[Extracted records]
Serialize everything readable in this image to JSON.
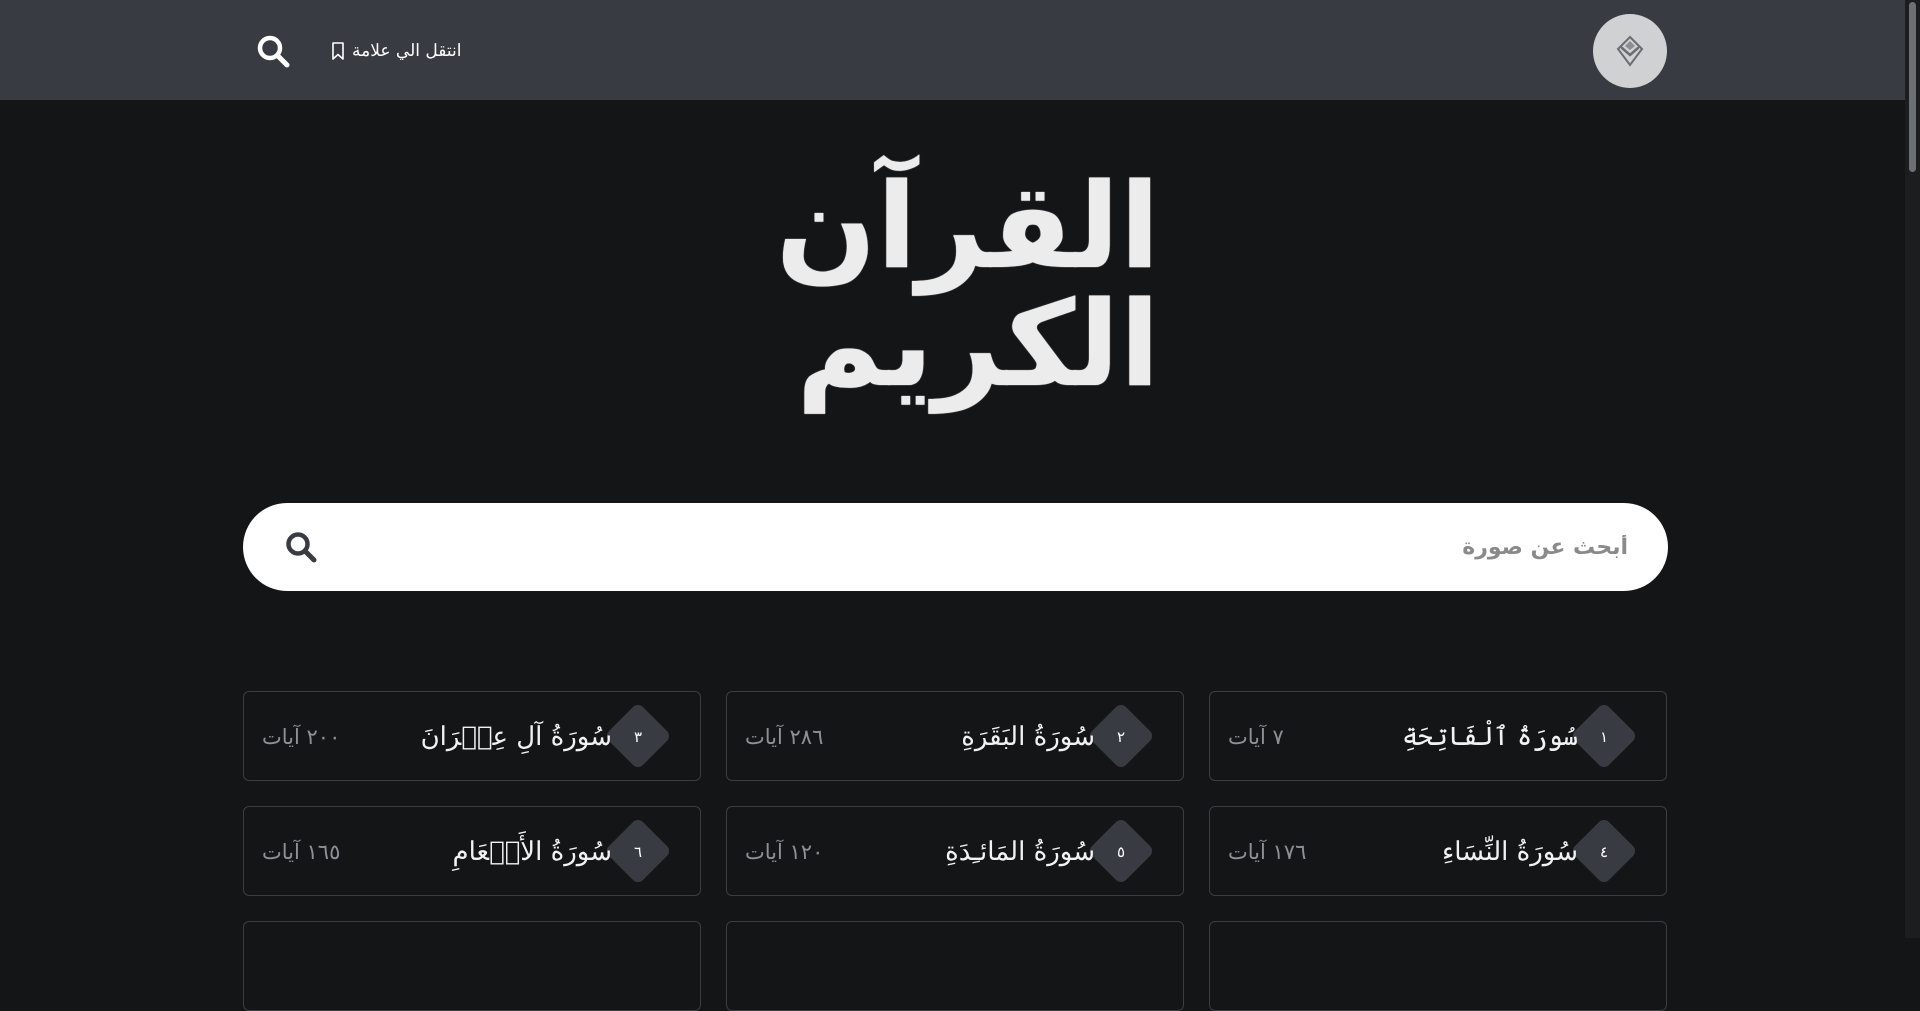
{
  "header": {
    "bookmark_label": "انتقل الي علامة"
  },
  "hero": {
    "title": "القرآن الكريم"
  },
  "search": {
    "placeholder": "أبحث عن صورة"
  },
  "surahs": [
    {
      "number": "١",
      "name": "سُورَةُ ٱلْفَاتِحَةِ",
      "ayat": "٧ آيات"
    },
    {
      "number": "٢",
      "name": "سُورَةُ البَقَرَةِ",
      "ayat": "٢٨٦ آيات"
    },
    {
      "number": "٣",
      "name": "سُورَةُ آلِ عِمۡرَانَ",
      "ayat": "٢٠٠ آيات"
    },
    {
      "number": "٤",
      "name": "سُورَةُ النِّسَاءِ",
      "ayat": "١٧٦ آيات"
    },
    {
      "number": "٥",
      "name": "سُورَةُ المَائـِدَةِ",
      "ayat": "١٢٠ آيات"
    },
    {
      "number": "٦",
      "name": "سُورَةُ الأَنۡعَامِ",
      "ayat": "١٦٥ آيات"
    }
  ],
  "colors": {
    "header_bg": "#383b41",
    "page_bg": "#141517",
    "card_border": "#3a3d42"
  }
}
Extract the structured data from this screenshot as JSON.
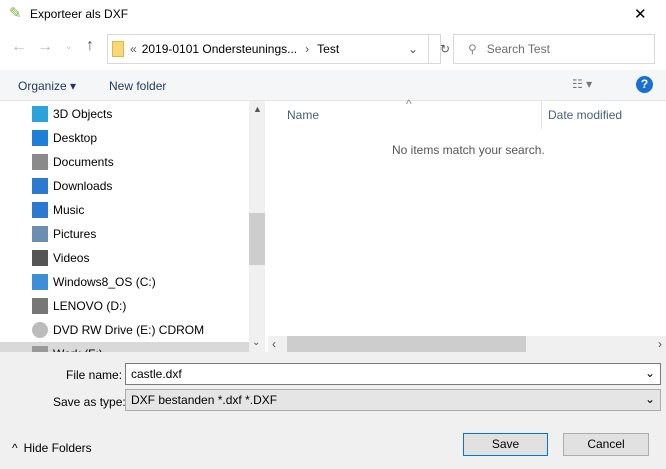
{
  "window": {
    "title": "Exporteer als DXF",
    "close": "✕"
  },
  "address": {
    "prefix": "«",
    "path": "2019-0101 Ondersteunings...",
    "sep": "›",
    "current": "Test"
  },
  "search": {
    "placeholder": "Search Test"
  },
  "toolbar": {
    "organize": "Organize ▾",
    "new_folder": "New folder"
  },
  "nav": {
    "items": [
      {
        "label": "3D Objects",
        "icon": "cube-icon",
        "color": "#29a3d9"
      },
      {
        "label": "Desktop",
        "icon": "desktop-icon",
        "color": "#1e7fd6"
      },
      {
        "label": "Documents",
        "icon": "documents-icon",
        "color": "#8a8a8a"
      },
      {
        "label": "Downloads",
        "icon": "downloads-icon",
        "color": "#2b79d0"
      },
      {
        "label": "Music",
        "icon": "music-icon",
        "color": "#2b79d0"
      },
      {
        "label": "Pictures",
        "icon": "pictures-icon",
        "color": "#6b8fb0"
      },
      {
        "label": "Videos",
        "icon": "videos-icon",
        "color": "#555"
      },
      {
        "label": "Windows8_OS (C:)",
        "icon": "drive-icon",
        "color": "#3c8fd6"
      },
      {
        "label": "LENOVO (D:)",
        "icon": "drive-icon",
        "color": "#777"
      },
      {
        "label": "DVD RW Drive (E:) CDROM",
        "icon": "dvd-icon",
        "color": "#bbb"
      },
      {
        "label": "Work (F:)",
        "icon": "drive-icon",
        "color": "#999"
      }
    ]
  },
  "content": {
    "col_name": "Name",
    "col_date": "Date modified",
    "empty": "No items match your search."
  },
  "form": {
    "filename_label": "File name:",
    "filename": "castle.dxf",
    "type_label": "Save as type:",
    "type": "DXF bestanden *.dxf *.DXF"
  },
  "footer": {
    "hide_folders": "Hide Folders",
    "save": "Save",
    "cancel": "Cancel"
  }
}
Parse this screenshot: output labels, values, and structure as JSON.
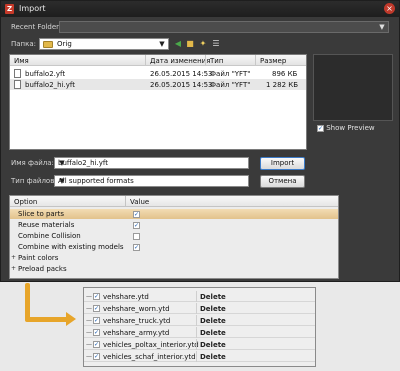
{
  "window": {
    "title": "Import",
    "close_glyph": "×"
  },
  "recent_folders": {
    "label": "Recent Folders:",
    "value": ""
  },
  "folder": {
    "label": "Папка:",
    "value": "Orig"
  },
  "toolbar": {
    "icons": [
      "back-icon",
      "up-folder-icon",
      "new-folder-icon",
      "view-menu-icon"
    ]
  },
  "file_list": {
    "columns": [
      "Имя",
      "Дата изменения",
      "Тип",
      "Размер"
    ],
    "rows": [
      {
        "name": "buffalo2.yft",
        "date": "26.05.2015 14:53",
        "type": "Файл \"YFT\"",
        "size": "896 КБ"
      },
      {
        "name": "buffalo2_hi.yft",
        "date": "26.05.2015 14:53",
        "type": "Файл \"YFT\"",
        "size": "1 282 КБ"
      }
    ],
    "selected_index": 1
  },
  "preview": {
    "show_label": "Show Preview",
    "checked": true
  },
  "file_name": {
    "label": "Имя файла:",
    "value": "buffalo2_hi.yft"
  },
  "file_type": {
    "label": "Тип файлов:",
    "value": "All supported formats"
  },
  "buttons": {
    "import": "Import",
    "cancel": "Отмена"
  },
  "options": {
    "columns": [
      "Option",
      "Value"
    ],
    "rows": [
      {
        "label": "Slice to parts",
        "checked": true,
        "selected": true
      },
      {
        "label": "Reuse materials",
        "checked": true
      },
      {
        "label": "Combine Collision",
        "checked": false
      },
      {
        "label": "Combine with existing models",
        "checked": true
      }
    ],
    "groups": [
      {
        "label": "Paint colors",
        "toggle": "+"
      },
      {
        "label": "Preload packs",
        "toggle": "+"
      }
    ]
  },
  "vehshare": {
    "action_label": "Delete",
    "items": [
      "vehshare.ytd",
      "vehshare_worn.ytd",
      "vehshare_truck.ytd",
      "vehshare_army.ytd",
      "vehicles_poltax_interior.ytd",
      "vehicles_schaf_interior.ytd"
    ]
  },
  "colors": {
    "window_bg": "#3a3a3a",
    "arrow": "#e7a52a",
    "selection": "#e2c28c"
  }
}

= Exercise task =
Strip out the pictures and quote the remaining data word for word.

= Output for this task =
Serialize everything readable in this image to JSON.
{
  "header": {
    "bookmark_label": "انتقل الي علامة"
  },
  "hero": {
    "title": "القرآن الكريم"
  },
  "search": {
    "placeholder": "أبحث عن صورة"
  },
  "surahs": [
    {
      "number": "١",
      "name": "سُورَةُ ٱلْفَاتِحَةِ",
      "ayat": "٧ آيات"
    },
    {
      "number": "٢",
      "name": "سُورَةُ البَقَرَةِ",
      "ayat": "٢٨٦ آيات"
    },
    {
      "number": "٣",
      "name": "سُورَةُ آلِ عِمۡرَانَ",
      "ayat": "٢٠٠ آيات"
    },
    {
      "number": "٤",
      "name": "سُورَةُ النِّسَاءِ",
      "ayat": "١٧٦ آيات"
    },
    {
      "number": "٥",
      "name": "سُورَةُ المَائـِدَةِ",
      "ayat": "١٢٠ آيات"
    },
    {
      "number": "٦",
      "name": "سُورَةُ الأَنۡعَامِ",
      "ayat": "١٦٥ آيات"
    }
  ],
  "colors": {
    "header_bg": "#383b41",
    "page_bg": "#141517",
    "card_border": "#3a3d42"
  }
}
Extract the structured data from this screenshot as JSON.
{
  "window": {
    "title": "Exporteer als DXF",
    "close": "✕"
  },
  "address": {
    "prefix": "«",
    "path": "2019-0101 Ondersteunings...",
    "sep": "›",
    "current": "Test"
  },
  "search": {
    "placeholder": "Search Test"
  },
  "toolbar": {
    "organize": "Organize ▾",
    "new_folder": "New folder"
  },
  "nav": {
    "items": [
      {
        "label": "3D Objects",
        "icon": "cube-icon",
        "color": "#29a3d9"
      },
      {
        "label": "Desktop",
        "icon": "desktop-icon",
        "color": "#1e7fd6"
      },
      {
        "label": "Documents",
        "icon": "documents-icon",
        "color": "#8a8a8a"
      },
      {
        "label": "Downloads",
        "icon": "downloads-icon",
        "color": "#2b79d0"
      },
      {
        "label": "Music",
        "icon": "music-icon",
        "color": "#2b79d0"
      },
      {
        "label": "Pictures",
        "icon": "pictures-icon",
        "color": "#6b8fb0"
      },
      {
        "label": "Videos",
        "icon": "videos-icon",
        "color": "#555"
      },
      {
        "label": "Windows8_OS (C:)",
        "icon": "drive-icon",
        "color": "#3c8fd6"
      },
      {
        "label": "LENOVO (D:)",
        "icon": "drive-icon",
        "color": "#777"
      },
      {
        "label": "DVD RW Drive (E:) CDROM",
        "icon": "dvd-icon",
        "color": "#bbb"
      },
      {
        "label": "Work (F:)",
        "icon": "drive-icon",
        "color": "#999"
      }
    ]
  },
  "content": {
    "col_name": "Name",
    "col_date": "Date modified",
    "empty": "No items match your search."
  },
  "form": {
    "filename_label": "File name:",
    "filename": "castle.dxf",
    "type_label": "Save as type:",
    "type": "DXF bestanden *.dxf *.DXF"
  },
  "footer": {
    "hide_folders": "Hide Folders",
    "save": "Save",
    "cancel": "Cancel"
  }
}
Parse this screenshot: output labels, values, and structure as JSON.
{
  "window": {
    "title": "Import",
    "close_glyph": "×"
  },
  "recent_folders": {
    "label": "Recent Folders:",
    "value": ""
  },
  "folder": {
    "label": "Папка:",
    "value": "Orig"
  },
  "toolbar": {
    "icons": [
      "back-icon",
      "up-folder-icon",
      "new-folder-icon",
      "view-menu-icon"
    ]
  },
  "file_list": {
    "columns": [
      "Имя",
      "Дата изменения",
      "Тип",
      "Размер"
    ],
    "rows": [
      {
        "name": "buffalo2.yft",
        "date": "26.05.2015 14:53",
        "type": "Файл \"YFT\"",
        "size": "896 КБ"
      },
      {
        "name": "buffalo2_hi.yft",
        "date": "26.05.2015 14:53",
        "type": "Файл \"YFT\"",
        "size": "1 282 КБ"
      }
    ],
    "selected_index": 1
  },
  "preview": {
    "show_label": "Show Preview",
    "checked": true
  },
  "file_name": {
    "label": "Имя файла:",
    "value": "buffalo2_hi.yft"
  },
  "file_type": {
    "label": "Тип файлов:",
    "value": "All supported formats"
  },
  "buttons": {
    "import": "Import",
    "cancel": "Отмена"
  },
  "options": {
    "columns": [
      "Option",
      "Value"
    ],
    "rows": [
      {
        "label": "Slice to parts",
        "checked": true,
        "selected": true
      },
      {
        "label": "Reuse materials",
        "checked": true
      },
      {
        "label": "Combine Collision",
        "checked": false
      },
      {
        "label": "Combine with existing models",
        "checked": true
      }
    ],
    "groups": [
      {
        "label": "Paint colors",
        "toggle": "+"
      },
      {
        "label": "Preload packs",
        "toggle": "+"
      }
    ]
  },
  "vehshare": {
    "action_label": "Delete",
    "items": [
      "vehshare.ytd",
      "vehshare_worn.ytd",
      "vehshare_truck.ytd",
      "vehshare_army.ytd",
      "vehicles_poltax_interior.ytd",
      "vehicles_schaf_interior.ytd"
    ]
  },
  "colors": {
    "window_bg": "#3a3a3a",
    "arrow": "#e7a52a",
    "selection": "#e2c28c"
  }
}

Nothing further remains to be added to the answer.